— start Data for this task —

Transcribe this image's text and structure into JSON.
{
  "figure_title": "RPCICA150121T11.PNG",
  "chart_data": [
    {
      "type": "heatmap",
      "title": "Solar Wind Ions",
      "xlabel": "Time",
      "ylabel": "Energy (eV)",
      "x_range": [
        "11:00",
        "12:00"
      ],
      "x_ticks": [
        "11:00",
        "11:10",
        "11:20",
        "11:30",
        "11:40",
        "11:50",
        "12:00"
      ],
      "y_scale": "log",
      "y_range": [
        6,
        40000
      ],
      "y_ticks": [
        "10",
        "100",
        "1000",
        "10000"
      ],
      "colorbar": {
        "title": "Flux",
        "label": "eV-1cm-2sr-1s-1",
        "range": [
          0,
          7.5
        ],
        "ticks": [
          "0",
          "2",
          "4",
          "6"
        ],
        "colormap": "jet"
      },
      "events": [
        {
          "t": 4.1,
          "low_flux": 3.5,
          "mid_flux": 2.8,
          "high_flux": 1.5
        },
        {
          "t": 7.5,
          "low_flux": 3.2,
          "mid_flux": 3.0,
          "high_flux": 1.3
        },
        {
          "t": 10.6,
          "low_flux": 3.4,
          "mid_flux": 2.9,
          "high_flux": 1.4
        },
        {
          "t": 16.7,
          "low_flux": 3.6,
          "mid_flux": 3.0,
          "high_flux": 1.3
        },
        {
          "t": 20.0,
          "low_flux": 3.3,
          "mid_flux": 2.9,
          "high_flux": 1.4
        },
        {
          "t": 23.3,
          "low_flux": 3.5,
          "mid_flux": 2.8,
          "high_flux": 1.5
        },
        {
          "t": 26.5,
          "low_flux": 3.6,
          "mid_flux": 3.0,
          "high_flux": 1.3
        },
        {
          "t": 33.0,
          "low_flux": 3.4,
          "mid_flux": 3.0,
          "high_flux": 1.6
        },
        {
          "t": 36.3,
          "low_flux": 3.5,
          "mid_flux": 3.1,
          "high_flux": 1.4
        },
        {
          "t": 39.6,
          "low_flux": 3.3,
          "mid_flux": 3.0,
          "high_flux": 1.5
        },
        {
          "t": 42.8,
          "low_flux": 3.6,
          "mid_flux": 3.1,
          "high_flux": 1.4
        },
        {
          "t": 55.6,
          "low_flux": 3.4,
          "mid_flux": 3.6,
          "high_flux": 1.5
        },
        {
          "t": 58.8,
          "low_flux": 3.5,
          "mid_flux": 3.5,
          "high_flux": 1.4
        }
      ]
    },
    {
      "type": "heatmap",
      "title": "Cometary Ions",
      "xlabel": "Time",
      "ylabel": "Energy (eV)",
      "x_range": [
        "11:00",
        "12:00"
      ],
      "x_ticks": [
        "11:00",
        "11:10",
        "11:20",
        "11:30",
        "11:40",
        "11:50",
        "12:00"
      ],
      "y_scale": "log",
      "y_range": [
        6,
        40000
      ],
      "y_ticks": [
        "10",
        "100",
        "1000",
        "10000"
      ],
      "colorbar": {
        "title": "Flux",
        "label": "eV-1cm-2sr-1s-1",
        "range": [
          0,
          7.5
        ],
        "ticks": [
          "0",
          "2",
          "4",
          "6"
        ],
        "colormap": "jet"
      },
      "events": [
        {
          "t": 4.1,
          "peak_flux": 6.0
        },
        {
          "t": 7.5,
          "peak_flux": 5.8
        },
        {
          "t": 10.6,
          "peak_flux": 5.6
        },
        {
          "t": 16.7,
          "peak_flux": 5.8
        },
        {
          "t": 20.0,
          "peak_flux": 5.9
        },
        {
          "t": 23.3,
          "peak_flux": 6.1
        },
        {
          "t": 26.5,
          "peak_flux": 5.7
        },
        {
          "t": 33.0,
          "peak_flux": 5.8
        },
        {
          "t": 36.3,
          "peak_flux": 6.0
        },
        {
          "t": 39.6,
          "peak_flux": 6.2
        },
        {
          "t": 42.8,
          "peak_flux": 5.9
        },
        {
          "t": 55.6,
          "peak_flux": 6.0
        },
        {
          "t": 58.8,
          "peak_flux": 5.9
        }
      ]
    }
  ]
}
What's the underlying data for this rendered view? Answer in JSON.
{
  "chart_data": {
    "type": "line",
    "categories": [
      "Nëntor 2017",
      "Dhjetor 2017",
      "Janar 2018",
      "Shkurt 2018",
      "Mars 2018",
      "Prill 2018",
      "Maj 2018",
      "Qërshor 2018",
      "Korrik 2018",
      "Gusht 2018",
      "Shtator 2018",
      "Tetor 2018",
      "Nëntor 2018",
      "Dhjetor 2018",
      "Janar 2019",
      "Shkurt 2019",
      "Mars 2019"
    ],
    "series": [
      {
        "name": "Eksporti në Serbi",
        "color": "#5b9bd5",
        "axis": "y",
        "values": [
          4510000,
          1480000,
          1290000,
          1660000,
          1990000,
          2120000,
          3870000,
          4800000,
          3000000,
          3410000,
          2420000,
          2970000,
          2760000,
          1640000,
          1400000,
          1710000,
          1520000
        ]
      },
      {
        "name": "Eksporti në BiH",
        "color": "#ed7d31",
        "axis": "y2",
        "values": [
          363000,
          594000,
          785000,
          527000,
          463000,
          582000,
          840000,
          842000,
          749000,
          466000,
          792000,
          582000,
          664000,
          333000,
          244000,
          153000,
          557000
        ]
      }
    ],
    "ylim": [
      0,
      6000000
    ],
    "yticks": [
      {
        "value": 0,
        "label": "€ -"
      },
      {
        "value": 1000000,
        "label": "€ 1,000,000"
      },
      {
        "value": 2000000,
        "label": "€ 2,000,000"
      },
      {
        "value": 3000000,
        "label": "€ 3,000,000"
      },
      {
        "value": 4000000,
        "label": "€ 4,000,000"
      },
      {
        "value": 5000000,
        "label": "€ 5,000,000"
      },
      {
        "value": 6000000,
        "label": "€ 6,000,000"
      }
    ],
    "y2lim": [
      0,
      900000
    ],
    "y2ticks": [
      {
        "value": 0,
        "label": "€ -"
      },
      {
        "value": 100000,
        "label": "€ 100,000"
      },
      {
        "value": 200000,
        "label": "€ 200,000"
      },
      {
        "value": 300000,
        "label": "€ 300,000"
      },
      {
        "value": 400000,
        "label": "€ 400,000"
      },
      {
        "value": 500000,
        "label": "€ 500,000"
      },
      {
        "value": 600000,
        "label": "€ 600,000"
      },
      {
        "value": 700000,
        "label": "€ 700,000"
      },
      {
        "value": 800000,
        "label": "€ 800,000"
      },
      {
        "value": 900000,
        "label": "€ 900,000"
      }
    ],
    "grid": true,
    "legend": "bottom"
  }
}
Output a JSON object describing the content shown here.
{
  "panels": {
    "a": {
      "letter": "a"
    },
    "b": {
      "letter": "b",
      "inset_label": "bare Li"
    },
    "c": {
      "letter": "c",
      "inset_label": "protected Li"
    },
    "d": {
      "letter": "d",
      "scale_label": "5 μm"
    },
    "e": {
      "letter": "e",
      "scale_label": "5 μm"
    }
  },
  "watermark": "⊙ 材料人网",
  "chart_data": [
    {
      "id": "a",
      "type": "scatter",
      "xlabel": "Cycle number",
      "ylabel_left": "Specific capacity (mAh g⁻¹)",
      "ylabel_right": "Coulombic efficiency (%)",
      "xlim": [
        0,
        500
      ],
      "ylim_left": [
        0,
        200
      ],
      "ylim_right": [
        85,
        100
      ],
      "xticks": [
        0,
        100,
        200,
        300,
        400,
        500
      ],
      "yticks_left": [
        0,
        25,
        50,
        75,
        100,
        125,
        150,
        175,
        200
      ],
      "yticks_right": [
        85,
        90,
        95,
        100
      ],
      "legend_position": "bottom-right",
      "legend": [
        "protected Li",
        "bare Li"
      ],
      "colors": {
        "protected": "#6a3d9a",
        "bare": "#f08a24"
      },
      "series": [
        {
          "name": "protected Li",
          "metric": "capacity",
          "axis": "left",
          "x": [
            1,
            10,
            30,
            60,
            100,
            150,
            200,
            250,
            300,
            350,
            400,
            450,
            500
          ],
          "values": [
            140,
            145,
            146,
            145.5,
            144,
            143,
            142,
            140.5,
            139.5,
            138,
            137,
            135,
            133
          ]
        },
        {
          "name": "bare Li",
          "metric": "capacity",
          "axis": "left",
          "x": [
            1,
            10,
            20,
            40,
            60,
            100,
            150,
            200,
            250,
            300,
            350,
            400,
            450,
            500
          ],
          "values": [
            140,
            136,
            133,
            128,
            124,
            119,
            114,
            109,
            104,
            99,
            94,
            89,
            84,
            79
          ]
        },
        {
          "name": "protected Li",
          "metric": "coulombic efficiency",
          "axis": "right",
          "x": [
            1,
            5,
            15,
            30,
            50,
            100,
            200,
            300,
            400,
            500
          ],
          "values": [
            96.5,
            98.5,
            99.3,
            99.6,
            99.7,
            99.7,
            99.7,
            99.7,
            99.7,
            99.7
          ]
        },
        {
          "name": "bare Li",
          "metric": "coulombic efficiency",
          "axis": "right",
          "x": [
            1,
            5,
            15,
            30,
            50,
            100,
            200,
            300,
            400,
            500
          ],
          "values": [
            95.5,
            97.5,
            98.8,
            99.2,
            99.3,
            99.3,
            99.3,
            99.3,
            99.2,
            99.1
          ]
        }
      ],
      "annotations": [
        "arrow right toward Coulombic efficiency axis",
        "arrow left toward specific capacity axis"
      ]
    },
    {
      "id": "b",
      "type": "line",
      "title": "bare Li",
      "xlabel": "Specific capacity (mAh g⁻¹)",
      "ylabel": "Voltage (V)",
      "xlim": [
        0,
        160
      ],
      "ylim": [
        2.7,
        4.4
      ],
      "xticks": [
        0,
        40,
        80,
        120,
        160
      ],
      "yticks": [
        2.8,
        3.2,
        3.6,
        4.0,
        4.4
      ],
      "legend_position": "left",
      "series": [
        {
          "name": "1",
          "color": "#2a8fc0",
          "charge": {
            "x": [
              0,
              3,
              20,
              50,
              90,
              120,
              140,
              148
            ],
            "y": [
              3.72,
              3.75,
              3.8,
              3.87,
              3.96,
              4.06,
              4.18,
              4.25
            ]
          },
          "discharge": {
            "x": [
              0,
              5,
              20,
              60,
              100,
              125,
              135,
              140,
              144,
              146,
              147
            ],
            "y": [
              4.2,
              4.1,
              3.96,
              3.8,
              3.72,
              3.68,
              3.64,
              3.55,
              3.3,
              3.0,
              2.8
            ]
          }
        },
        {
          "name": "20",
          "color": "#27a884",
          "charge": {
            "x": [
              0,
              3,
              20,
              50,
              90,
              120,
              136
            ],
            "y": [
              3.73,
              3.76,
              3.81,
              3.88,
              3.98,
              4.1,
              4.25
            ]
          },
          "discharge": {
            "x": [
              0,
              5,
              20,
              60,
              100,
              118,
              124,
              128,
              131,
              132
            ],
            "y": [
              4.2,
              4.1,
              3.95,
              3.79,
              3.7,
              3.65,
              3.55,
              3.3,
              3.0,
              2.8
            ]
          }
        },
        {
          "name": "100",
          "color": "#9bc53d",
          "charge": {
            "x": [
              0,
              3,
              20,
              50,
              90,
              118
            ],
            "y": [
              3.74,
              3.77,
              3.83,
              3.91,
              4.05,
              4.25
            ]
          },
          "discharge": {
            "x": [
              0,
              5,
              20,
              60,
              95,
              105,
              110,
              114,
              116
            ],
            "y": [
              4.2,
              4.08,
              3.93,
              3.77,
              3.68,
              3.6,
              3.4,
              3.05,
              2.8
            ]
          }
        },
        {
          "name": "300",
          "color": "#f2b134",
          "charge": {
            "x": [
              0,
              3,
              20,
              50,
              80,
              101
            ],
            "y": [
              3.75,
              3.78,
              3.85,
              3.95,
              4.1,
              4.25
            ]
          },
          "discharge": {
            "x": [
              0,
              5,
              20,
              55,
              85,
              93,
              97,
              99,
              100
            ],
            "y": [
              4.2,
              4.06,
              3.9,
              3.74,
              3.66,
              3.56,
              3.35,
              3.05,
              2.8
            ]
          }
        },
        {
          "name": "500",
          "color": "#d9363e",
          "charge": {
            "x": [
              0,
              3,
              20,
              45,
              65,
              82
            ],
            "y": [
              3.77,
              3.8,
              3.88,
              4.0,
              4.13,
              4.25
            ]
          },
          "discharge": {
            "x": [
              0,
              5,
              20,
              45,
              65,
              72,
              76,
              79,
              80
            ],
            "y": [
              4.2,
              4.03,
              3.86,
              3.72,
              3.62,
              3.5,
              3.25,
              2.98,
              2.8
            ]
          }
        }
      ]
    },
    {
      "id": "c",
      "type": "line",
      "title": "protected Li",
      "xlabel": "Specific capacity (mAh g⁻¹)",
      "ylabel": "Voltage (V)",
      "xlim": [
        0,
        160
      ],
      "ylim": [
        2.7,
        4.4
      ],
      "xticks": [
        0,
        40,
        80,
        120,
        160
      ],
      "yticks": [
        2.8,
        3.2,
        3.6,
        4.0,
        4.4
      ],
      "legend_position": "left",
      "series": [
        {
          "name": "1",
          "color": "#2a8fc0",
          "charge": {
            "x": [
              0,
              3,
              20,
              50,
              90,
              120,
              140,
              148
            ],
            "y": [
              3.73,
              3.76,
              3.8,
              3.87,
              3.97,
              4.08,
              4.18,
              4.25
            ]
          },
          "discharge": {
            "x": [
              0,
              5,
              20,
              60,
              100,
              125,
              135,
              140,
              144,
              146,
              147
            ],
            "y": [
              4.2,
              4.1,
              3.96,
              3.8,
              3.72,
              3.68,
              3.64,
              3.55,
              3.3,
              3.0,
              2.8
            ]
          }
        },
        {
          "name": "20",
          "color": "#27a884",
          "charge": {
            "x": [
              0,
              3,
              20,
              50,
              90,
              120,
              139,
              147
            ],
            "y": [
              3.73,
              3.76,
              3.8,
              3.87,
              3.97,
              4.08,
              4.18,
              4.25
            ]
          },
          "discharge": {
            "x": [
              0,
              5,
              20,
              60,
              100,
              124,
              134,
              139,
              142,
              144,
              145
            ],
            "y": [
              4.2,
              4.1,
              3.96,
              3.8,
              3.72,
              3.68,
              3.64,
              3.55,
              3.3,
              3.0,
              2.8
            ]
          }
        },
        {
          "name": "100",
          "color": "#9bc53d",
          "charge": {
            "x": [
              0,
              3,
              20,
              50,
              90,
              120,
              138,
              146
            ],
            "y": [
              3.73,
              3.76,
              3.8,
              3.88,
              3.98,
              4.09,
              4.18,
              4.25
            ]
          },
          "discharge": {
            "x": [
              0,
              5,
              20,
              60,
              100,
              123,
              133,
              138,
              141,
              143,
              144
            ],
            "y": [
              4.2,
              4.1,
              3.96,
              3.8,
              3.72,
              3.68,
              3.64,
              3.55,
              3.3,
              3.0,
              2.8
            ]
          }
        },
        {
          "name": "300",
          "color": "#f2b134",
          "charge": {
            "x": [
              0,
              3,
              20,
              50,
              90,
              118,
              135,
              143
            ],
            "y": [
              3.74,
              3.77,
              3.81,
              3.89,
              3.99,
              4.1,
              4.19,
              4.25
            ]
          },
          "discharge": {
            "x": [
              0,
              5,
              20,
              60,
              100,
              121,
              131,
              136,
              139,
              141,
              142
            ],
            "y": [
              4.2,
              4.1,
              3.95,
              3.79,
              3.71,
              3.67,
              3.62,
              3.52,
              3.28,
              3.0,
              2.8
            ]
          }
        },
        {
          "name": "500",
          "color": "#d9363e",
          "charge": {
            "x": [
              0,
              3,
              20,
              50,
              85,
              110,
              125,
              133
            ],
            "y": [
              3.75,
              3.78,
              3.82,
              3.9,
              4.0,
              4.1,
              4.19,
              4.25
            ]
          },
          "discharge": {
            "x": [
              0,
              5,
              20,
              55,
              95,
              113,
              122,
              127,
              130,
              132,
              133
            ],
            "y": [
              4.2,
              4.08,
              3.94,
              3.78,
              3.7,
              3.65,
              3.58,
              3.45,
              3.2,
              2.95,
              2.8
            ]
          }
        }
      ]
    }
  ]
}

— end Data for this task —

Required task:
Check each line above for the word "axis" and give the number of lines that have it, nothing else.

Result of this exercise:
8